**WRITTEN PROBLEM:** Check each line of the listing, and copy it if it contains the word "Klik".
————
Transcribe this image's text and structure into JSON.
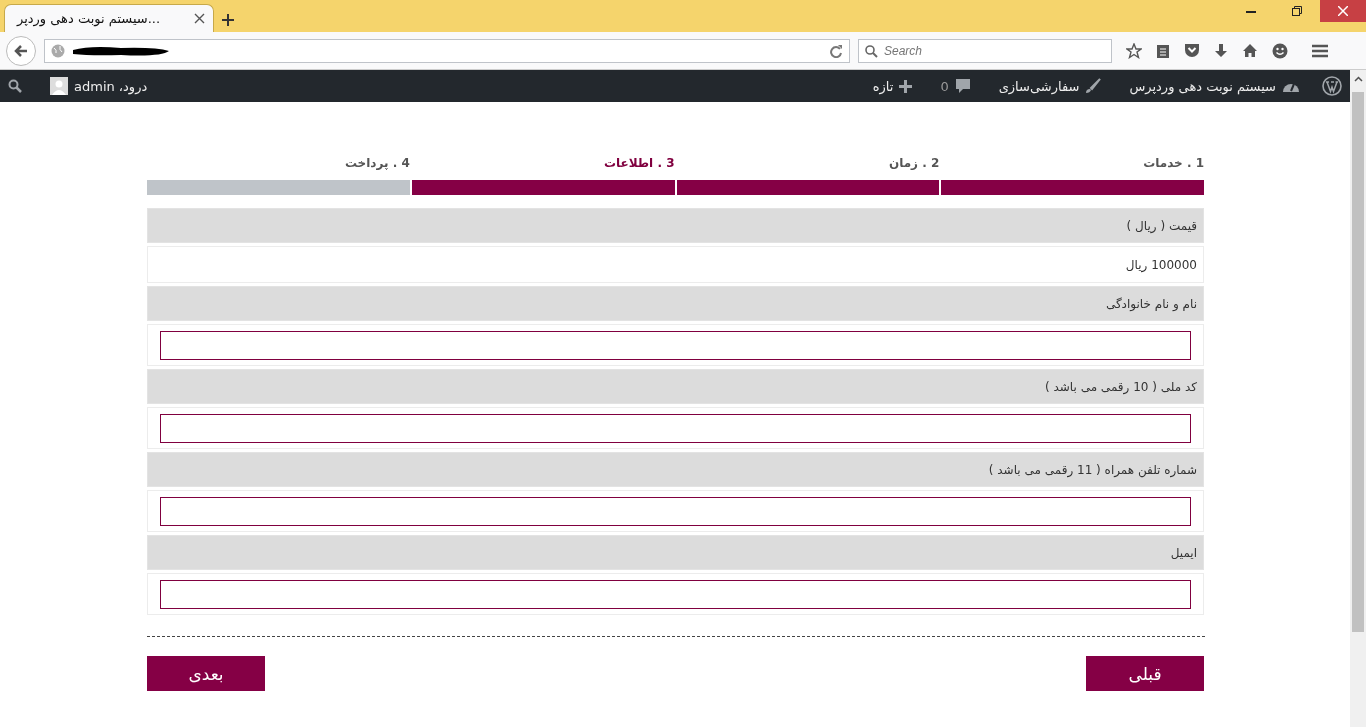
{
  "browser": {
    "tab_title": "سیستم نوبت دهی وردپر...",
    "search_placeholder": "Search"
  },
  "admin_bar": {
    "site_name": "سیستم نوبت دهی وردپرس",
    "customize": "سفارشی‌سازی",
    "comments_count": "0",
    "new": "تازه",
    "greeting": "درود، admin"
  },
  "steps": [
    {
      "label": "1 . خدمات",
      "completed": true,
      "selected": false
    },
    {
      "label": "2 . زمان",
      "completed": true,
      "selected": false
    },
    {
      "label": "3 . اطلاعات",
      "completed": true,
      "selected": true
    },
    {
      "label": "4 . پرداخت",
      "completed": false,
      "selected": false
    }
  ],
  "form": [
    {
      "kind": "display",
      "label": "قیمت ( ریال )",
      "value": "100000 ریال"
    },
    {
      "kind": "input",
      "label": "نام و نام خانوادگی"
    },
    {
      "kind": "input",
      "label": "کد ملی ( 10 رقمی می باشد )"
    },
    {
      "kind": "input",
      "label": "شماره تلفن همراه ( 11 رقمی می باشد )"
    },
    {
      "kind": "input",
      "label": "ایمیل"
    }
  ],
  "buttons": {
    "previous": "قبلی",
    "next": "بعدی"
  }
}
————
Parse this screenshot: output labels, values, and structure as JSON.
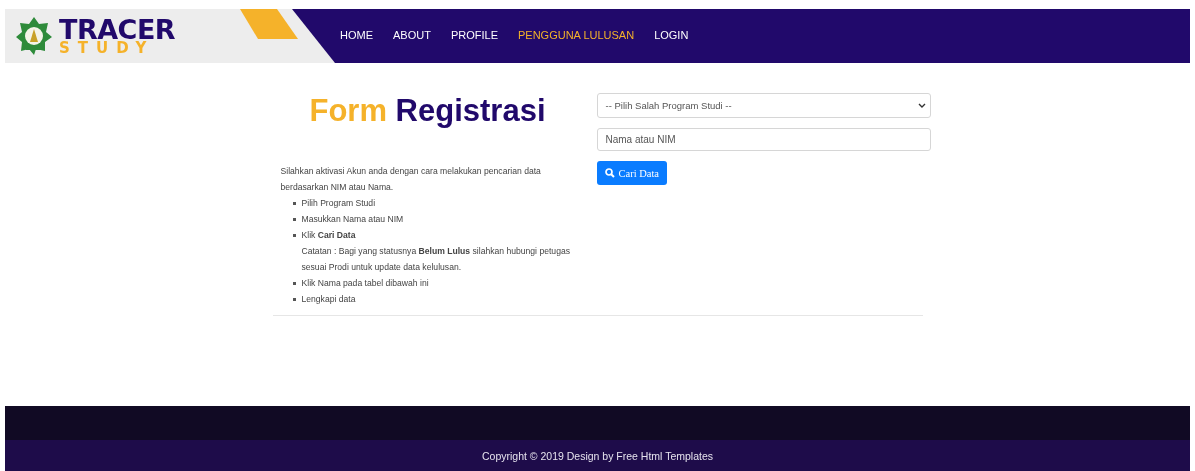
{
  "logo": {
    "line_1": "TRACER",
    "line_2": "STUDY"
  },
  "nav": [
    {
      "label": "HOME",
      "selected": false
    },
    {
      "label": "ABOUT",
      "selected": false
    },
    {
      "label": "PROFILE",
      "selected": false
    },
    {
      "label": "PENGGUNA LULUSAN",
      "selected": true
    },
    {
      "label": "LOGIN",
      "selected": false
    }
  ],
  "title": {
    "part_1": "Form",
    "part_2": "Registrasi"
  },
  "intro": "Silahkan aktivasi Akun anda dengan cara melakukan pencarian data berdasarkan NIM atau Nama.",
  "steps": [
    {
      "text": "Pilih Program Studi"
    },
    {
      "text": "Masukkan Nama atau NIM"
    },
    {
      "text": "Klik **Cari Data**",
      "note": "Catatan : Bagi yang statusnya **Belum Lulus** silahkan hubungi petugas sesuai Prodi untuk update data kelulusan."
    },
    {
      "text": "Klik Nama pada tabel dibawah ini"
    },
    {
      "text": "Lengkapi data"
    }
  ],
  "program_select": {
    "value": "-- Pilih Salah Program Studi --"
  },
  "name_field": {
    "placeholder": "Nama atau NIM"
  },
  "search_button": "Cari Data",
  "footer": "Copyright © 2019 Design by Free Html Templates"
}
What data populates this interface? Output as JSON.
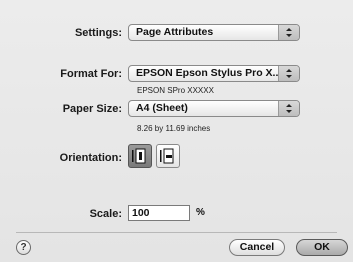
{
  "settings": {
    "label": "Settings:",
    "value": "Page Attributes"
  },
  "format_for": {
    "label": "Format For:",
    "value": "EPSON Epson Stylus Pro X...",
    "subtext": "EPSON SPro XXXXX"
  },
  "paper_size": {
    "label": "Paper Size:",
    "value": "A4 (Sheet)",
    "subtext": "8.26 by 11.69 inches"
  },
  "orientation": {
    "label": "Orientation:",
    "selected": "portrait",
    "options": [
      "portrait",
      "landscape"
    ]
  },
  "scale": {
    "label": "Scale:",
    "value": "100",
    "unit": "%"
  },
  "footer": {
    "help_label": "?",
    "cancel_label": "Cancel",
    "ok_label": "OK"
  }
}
————
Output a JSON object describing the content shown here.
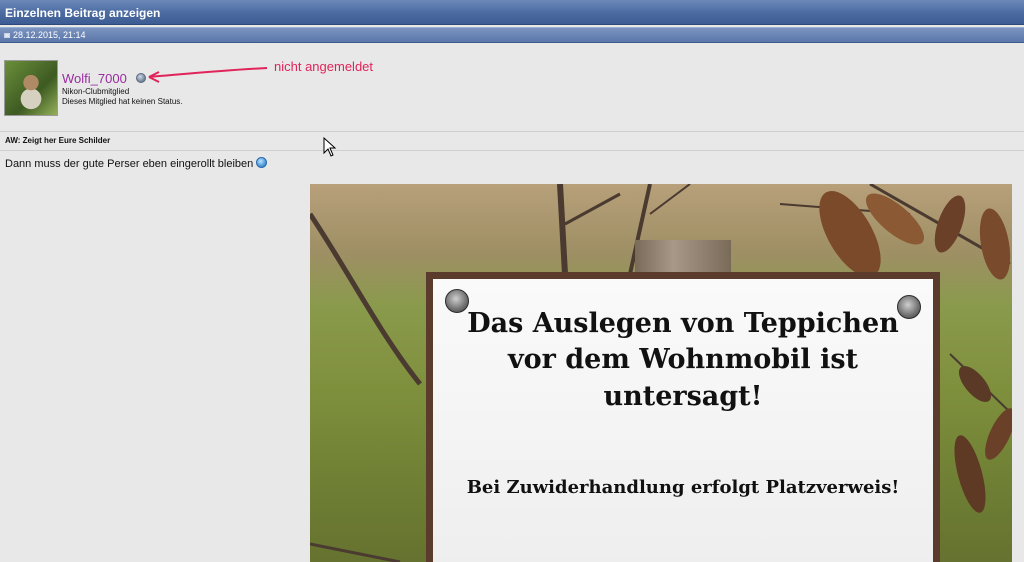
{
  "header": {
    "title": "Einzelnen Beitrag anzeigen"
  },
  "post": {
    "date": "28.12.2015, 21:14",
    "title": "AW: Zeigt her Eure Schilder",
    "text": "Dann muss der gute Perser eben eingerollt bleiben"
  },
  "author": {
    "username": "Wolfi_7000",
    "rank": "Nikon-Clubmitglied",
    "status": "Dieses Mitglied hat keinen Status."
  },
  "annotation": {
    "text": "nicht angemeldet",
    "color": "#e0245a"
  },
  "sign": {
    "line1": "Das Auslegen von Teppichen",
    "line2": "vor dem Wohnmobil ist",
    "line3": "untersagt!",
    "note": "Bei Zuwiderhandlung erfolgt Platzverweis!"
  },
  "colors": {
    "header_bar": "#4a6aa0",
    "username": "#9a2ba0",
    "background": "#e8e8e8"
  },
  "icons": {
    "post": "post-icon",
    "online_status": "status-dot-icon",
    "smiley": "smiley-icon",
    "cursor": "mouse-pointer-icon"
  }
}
————
**EXERCISE SOLUTION:**
      "text": "Klik **Cari Data**",
      "text": "Klik Nama pada tabel dibawah ini"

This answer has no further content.